> WRITTEN EXERCISE
State how many lines in the records hold the word "this", giving the number and no other text.

Stored items from a collection
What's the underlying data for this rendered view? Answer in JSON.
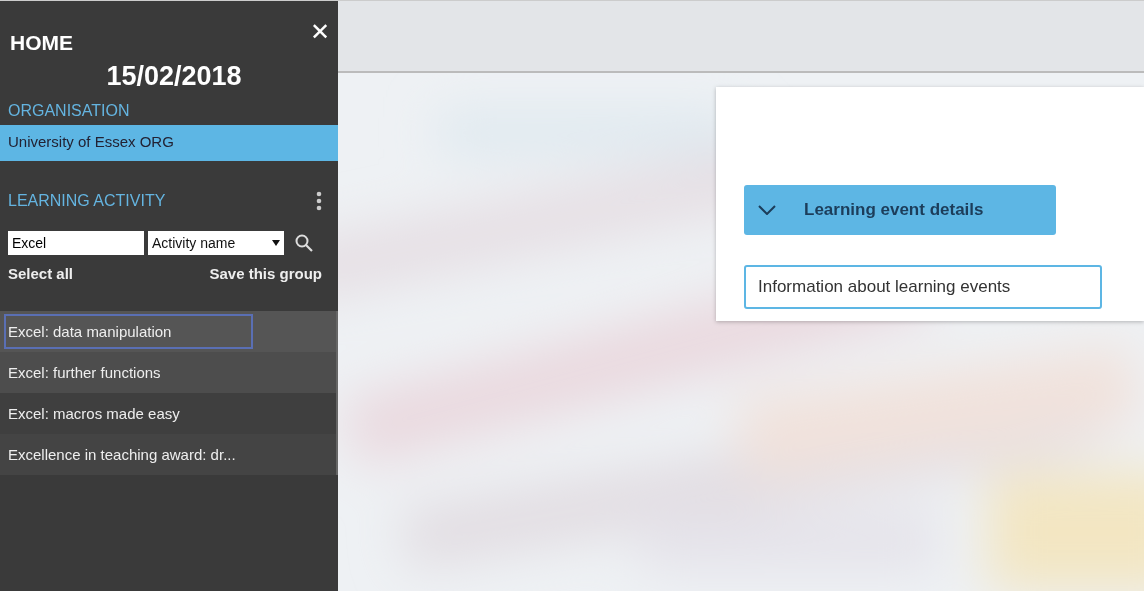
{
  "sidebar": {
    "title": "HOME",
    "close": "✕",
    "date": "15/02/2018",
    "organisation": {
      "heading": "ORGANISATION",
      "items": [
        {
          "label": "University of Essex ORG",
          "selected": true
        }
      ]
    },
    "learning_activity": {
      "heading": "LEARNING ACTIVITY",
      "search": {
        "value": "Excel"
      },
      "filter": {
        "value": "Activity name"
      },
      "select_all": "Select all",
      "save_group": "Save this group",
      "items": [
        {
          "label": "Excel: data manipulation",
          "selected": true
        },
        {
          "label": "Excel: further functions",
          "selected": false
        },
        {
          "label": "Excel: macros made easy",
          "selected": false
        },
        {
          "label": "Excellence in teaching award: dr...",
          "selected": false
        }
      ]
    }
  },
  "main": {
    "card": {
      "section": {
        "label": "Learning event details",
        "expanded": true
      },
      "field": {
        "value": "Information about learning events"
      }
    }
  }
}
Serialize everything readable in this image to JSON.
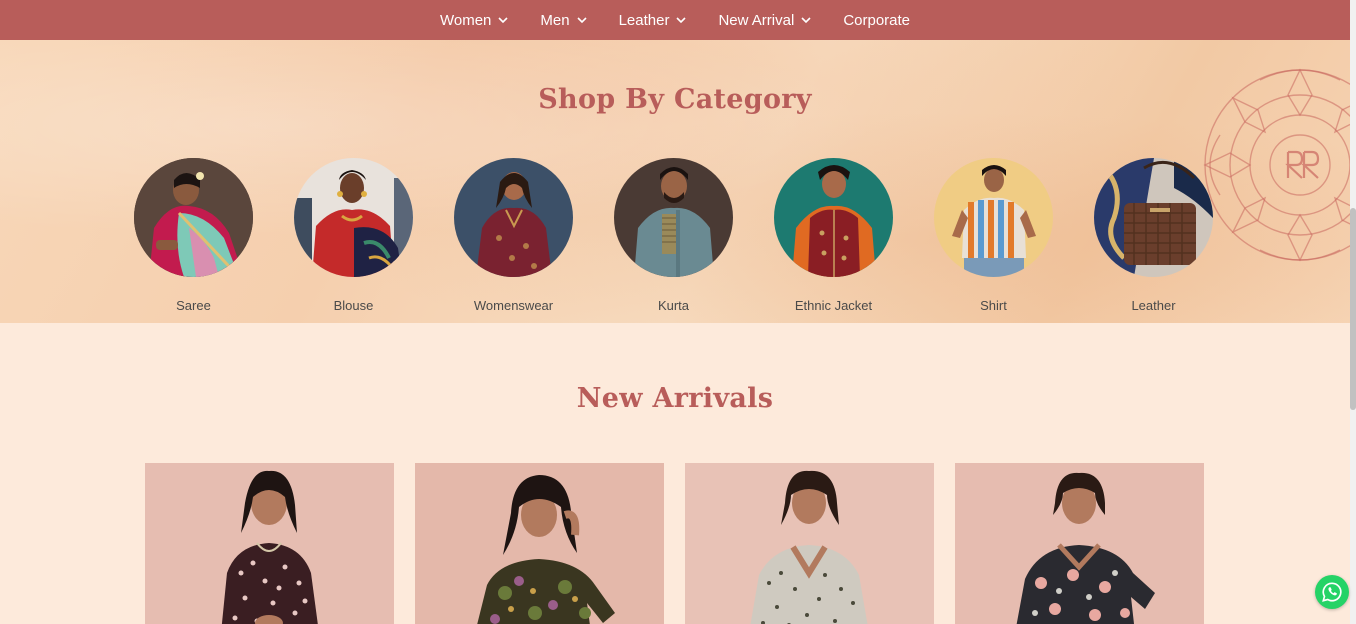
{
  "nav": {
    "items": [
      {
        "label": "Women",
        "has_dropdown": true
      },
      {
        "label": "Men",
        "has_dropdown": true
      },
      {
        "label": "Leather",
        "has_dropdown": true
      },
      {
        "label": "New Arrival",
        "has_dropdown": true
      },
      {
        "label": "Corporate",
        "has_dropdown": false
      }
    ]
  },
  "categories": {
    "title": "Shop By Category",
    "items": [
      {
        "label": "Saree"
      },
      {
        "label": "Blouse"
      },
      {
        "label": "Womenswear"
      },
      {
        "label": "Kurta"
      },
      {
        "label": "Ethnic Jacket"
      },
      {
        "label": "Shirt"
      },
      {
        "label": "Leather"
      }
    ]
  },
  "arrivals": {
    "title": "New Arrivals",
    "product_count": 4
  },
  "colors": {
    "brand": "#b85d5a",
    "page_bg": "#fdeadb",
    "whatsapp": "#25d366"
  },
  "icons": {
    "dropdown": "chevron-down-icon",
    "chat": "whatsapp-icon"
  }
}
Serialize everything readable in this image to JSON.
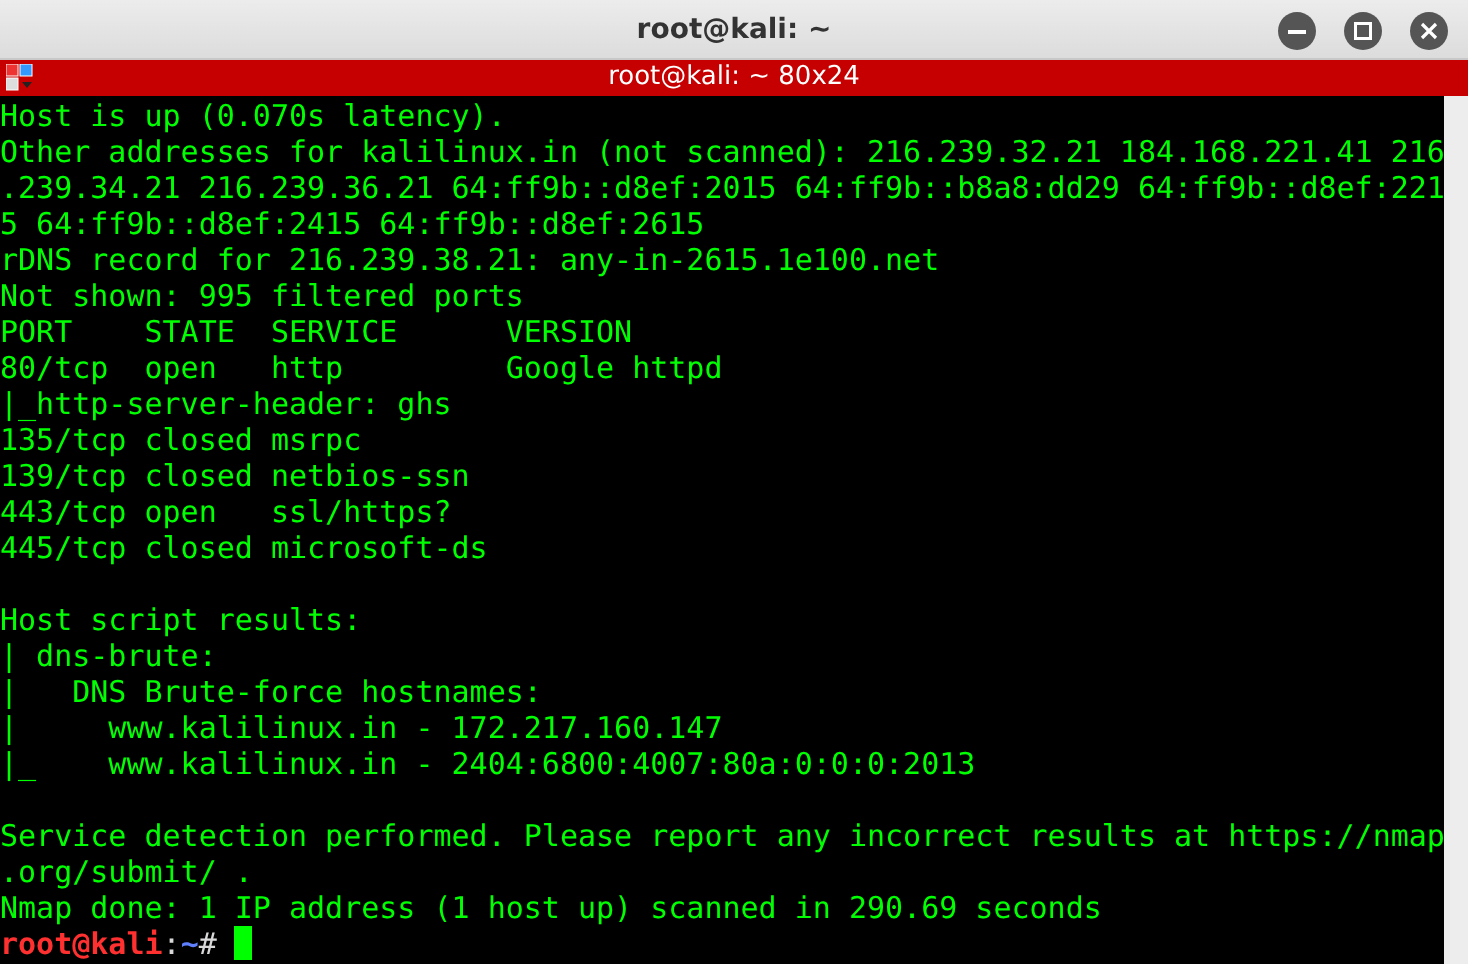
{
  "window": {
    "title": "root@kali: ~"
  },
  "terminal": {
    "title": "root@kali: ~ 80x24",
    "lines": [
      {
        "kind": "text",
        "text": "Host is up (0.070s latency)."
      },
      {
        "kind": "text",
        "text": "Other addresses for kalilinux.in (not scanned): 216.239.32.21 184.168.221.41 216"
      },
      {
        "kind": "text",
        "text": ".239.34.21 216.239.36.21 64:ff9b::d8ef:2015 64:ff9b::b8a8:dd29 64:ff9b::d8ef:221"
      },
      {
        "kind": "text",
        "text": "5 64:ff9b::d8ef:2415 64:ff9b::d8ef:2615"
      },
      {
        "kind": "text",
        "text": "rDNS record for 216.239.38.21: any-in-2615.1e100.net"
      },
      {
        "kind": "text",
        "text": "Not shown: 995 filtered ports"
      },
      {
        "kind": "text",
        "text": "PORT    STATE  SERVICE      VERSION"
      },
      {
        "kind": "text",
        "text": "80/tcp  open   http         Google httpd"
      },
      {
        "kind": "text",
        "text": "|_http-server-header: ghs"
      },
      {
        "kind": "text",
        "text": "135/tcp closed msrpc"
      },
      {
        "kind": "text",
        "text": "139/tcp closed netbios-ssn"
      },
      {
        "kind": "text",
        "text": "443/tcp open   ssl/https?"
      },
      {
        "kind": "text",
        "text": "445/tcp closed microsoft-ds"
      },
      {
        "kind": "blank"
      },
      {
        "kind": "text",
        "text": "Host script results:"
      },
      {
        "kind": "text",
        "text": "| dns-brute:"
      },
      {
        "kind": "text",
        "text": "|   DNS Brute-force hostnames:"
      },
      {
        "kind": "text",
        "text": "|     www.kalilinux.in - 172.217.160.147"
      },
      {
        "kind": "text",
        "text": "|_    www.kalilinux.in - 2404:6800:4007:80a:0:0:0:2013"
      },
      {
        "kind": "blank"
      },
      {
        "kind": "text",
        "text": "Service detection performed. Please report any incorrect results at https://nmap"
      },
      {
        "kind": "text",
        "text": ".org/submit/ ."
      },
      {
        "kind": "text",
        "text": "Nmap done: 1 IP address (1 host up) scanned in 290.69 seconds"
      }
    ],
    "prompt": {
      "user_host": "root@kali",
      "separator": ":",
      "path": "~",
      "symbol": "#",
      "cursor": true
    }
  }
}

> TASK ANSWER
4